**Task instructions:** Extract every line that contains the word "username".

━━━━━━━━━━

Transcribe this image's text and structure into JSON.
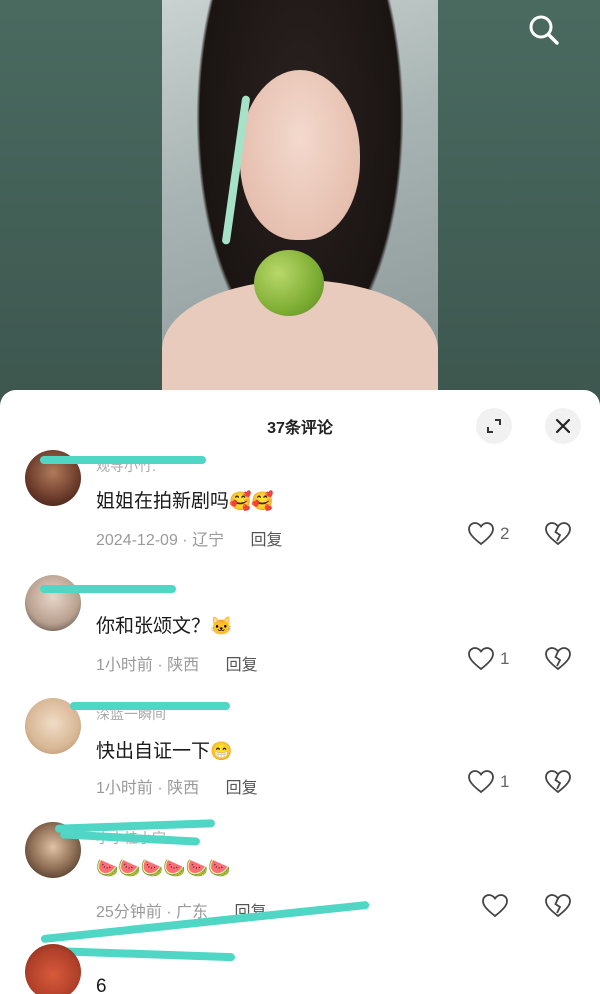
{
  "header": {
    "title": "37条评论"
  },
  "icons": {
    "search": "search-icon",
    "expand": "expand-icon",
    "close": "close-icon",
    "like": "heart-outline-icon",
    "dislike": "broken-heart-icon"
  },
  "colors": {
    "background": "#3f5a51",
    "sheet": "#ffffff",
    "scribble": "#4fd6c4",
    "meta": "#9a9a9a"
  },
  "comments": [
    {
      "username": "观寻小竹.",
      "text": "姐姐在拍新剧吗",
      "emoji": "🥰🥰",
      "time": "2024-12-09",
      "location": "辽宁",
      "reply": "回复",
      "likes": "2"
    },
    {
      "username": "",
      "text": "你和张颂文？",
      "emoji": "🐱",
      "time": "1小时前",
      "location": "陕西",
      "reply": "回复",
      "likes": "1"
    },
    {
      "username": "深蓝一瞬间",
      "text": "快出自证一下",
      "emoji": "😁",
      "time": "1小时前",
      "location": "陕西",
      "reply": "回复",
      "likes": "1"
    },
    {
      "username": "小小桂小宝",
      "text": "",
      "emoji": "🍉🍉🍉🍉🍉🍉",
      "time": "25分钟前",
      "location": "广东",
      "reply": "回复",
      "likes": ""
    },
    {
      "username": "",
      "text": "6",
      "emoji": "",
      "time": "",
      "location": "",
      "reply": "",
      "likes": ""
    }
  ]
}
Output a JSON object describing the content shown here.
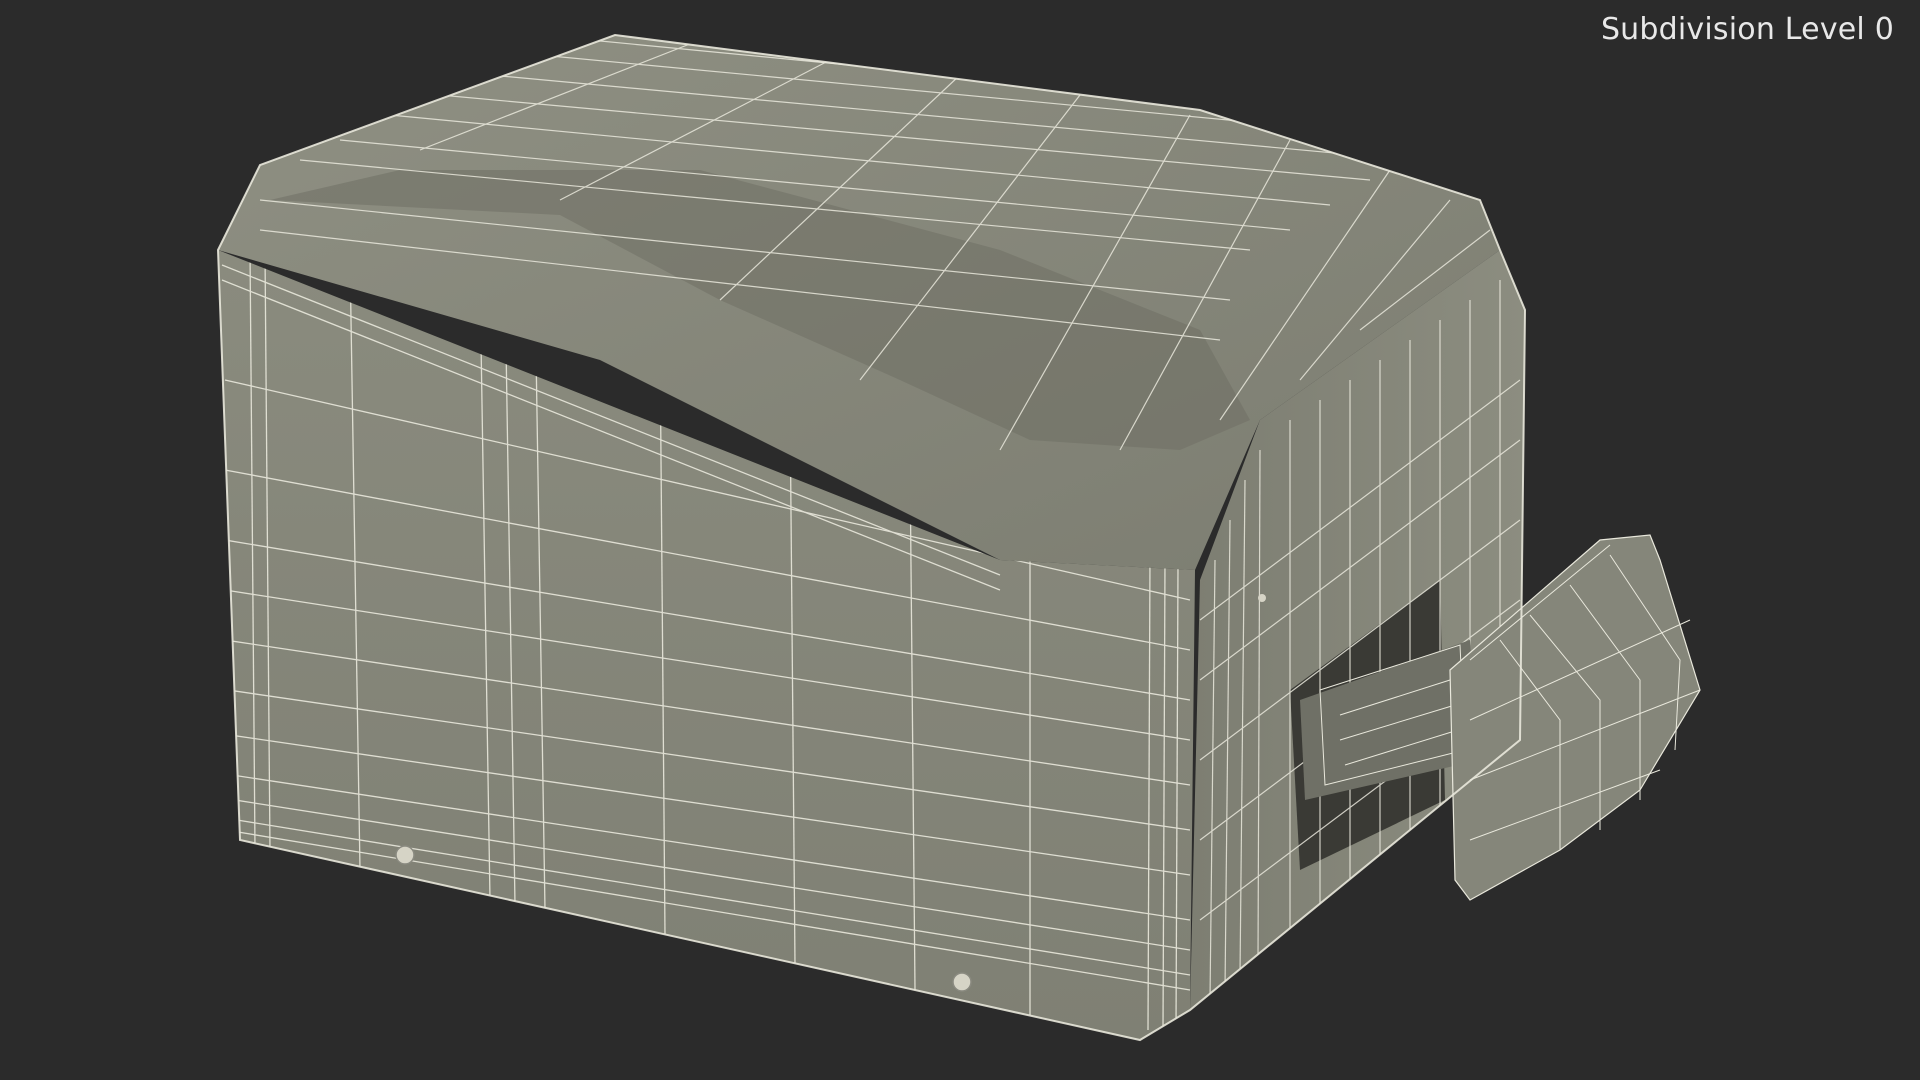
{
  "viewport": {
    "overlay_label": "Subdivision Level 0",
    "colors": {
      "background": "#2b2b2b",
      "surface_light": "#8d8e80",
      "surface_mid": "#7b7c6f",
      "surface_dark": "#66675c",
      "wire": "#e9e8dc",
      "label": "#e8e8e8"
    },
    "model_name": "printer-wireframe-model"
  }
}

━━━━━━━━━━

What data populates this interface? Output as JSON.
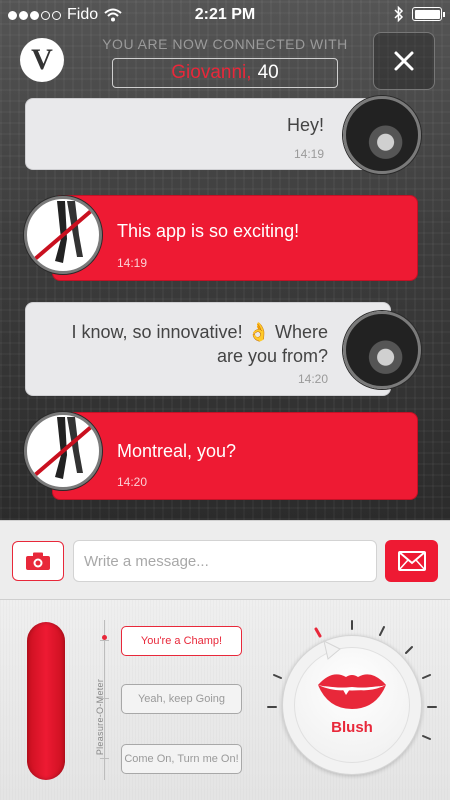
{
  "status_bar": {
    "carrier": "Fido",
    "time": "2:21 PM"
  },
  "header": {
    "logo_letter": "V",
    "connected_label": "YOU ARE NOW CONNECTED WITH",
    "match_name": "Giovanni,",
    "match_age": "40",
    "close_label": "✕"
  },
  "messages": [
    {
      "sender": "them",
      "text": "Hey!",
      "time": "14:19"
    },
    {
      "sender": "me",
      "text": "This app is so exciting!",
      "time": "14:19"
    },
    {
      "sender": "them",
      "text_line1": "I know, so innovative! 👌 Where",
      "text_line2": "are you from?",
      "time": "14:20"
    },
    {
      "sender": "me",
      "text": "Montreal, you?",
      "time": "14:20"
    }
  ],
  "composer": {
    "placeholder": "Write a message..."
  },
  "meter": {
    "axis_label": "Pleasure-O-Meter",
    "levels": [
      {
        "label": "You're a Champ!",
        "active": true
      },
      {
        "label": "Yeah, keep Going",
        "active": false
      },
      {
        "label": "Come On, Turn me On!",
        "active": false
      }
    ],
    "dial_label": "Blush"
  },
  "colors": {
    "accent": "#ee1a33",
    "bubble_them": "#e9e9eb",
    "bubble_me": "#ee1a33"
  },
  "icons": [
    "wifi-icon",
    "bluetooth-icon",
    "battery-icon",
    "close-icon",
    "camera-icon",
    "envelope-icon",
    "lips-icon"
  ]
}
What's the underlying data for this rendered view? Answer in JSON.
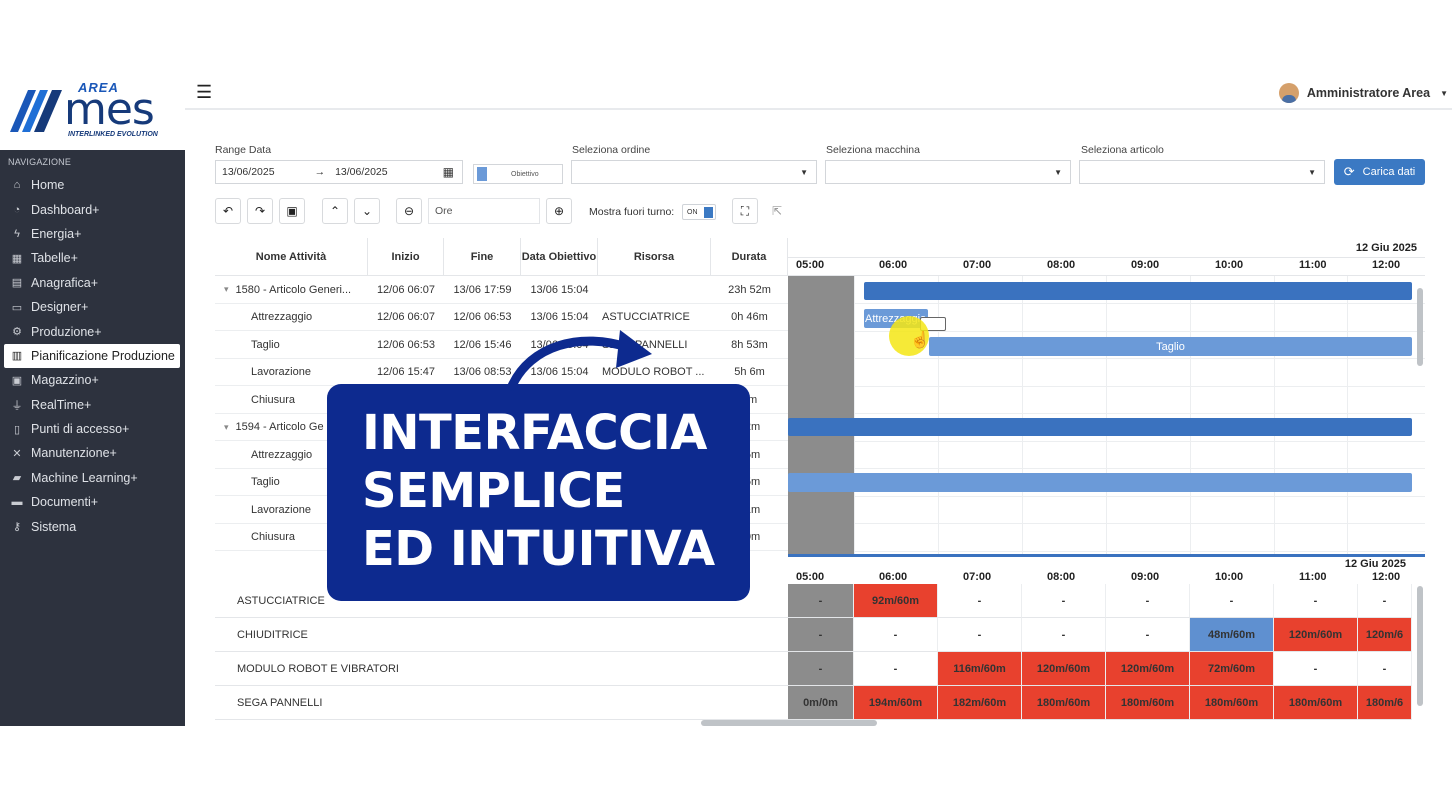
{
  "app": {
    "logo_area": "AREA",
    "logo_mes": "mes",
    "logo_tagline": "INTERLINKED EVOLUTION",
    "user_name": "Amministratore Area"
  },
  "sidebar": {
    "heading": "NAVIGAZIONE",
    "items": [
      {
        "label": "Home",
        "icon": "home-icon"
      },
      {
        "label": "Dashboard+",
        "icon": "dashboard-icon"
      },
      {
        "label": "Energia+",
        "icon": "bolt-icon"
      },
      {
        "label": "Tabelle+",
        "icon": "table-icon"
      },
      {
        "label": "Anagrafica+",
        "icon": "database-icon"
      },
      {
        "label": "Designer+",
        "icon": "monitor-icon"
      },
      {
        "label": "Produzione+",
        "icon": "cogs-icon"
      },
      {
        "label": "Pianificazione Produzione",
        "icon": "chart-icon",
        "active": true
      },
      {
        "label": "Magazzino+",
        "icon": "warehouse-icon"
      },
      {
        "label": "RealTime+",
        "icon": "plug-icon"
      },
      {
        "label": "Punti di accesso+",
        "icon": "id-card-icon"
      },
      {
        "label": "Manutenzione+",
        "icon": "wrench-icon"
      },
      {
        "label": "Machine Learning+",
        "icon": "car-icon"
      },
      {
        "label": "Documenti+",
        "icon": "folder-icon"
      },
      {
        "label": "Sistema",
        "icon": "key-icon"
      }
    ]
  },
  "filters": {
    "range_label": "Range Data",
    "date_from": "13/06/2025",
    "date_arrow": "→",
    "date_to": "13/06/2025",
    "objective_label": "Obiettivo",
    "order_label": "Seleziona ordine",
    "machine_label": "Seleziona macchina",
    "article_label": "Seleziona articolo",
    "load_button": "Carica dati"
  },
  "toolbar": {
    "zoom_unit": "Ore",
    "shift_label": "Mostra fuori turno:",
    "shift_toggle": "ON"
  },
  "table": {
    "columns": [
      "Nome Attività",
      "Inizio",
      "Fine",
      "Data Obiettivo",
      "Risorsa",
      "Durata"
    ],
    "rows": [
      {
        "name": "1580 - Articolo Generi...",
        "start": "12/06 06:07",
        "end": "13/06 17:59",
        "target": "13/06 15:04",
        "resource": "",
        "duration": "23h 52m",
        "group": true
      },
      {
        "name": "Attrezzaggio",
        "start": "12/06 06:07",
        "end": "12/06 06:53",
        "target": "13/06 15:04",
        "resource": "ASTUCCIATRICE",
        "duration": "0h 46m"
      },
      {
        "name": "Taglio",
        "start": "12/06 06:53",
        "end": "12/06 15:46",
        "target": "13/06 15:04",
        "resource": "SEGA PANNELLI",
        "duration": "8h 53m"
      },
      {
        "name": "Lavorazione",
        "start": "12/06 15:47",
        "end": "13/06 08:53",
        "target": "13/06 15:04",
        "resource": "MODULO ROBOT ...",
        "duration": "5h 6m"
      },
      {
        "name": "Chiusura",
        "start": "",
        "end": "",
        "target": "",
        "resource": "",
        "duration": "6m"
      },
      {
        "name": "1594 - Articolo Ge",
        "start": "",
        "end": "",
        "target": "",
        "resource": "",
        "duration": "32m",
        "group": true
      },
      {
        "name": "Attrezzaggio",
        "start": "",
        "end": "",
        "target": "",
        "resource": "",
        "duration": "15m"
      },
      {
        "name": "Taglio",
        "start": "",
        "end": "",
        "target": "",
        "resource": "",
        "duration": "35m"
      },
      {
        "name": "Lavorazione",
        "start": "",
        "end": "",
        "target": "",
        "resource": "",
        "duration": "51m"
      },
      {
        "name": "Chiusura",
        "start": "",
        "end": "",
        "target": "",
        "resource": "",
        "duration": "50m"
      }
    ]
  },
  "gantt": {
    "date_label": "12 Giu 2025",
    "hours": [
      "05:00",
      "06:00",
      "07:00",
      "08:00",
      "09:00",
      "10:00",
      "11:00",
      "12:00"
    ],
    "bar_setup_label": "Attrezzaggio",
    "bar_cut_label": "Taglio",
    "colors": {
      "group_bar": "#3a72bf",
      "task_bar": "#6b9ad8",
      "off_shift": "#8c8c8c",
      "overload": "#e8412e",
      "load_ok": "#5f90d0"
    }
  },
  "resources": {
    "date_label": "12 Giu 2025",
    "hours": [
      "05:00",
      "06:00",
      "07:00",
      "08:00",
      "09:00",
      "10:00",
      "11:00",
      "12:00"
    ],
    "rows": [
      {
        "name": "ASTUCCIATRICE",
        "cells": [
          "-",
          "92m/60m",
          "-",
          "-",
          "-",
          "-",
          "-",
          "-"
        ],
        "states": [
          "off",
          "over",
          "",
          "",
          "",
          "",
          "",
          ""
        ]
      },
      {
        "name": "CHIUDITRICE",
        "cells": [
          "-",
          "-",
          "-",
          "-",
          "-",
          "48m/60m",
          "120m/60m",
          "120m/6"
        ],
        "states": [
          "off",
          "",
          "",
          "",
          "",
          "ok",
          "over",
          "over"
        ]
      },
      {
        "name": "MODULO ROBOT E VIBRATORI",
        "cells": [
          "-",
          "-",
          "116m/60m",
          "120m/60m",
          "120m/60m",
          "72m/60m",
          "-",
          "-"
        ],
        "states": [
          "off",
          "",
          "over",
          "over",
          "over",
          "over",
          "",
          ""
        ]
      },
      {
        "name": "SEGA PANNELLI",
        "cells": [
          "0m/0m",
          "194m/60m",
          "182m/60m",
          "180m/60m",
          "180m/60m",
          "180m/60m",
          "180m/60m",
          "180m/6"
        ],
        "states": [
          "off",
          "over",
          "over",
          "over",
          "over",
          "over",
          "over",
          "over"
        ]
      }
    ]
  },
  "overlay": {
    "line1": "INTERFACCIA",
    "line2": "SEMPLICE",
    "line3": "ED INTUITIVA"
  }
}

━━━━━━━━━━

**Exercise output:**
      "username": "观寻小竹.",
      "username": "",
      "username": "深蓝一瞬间",
      "username": "小小桂小宝",
      "username": "",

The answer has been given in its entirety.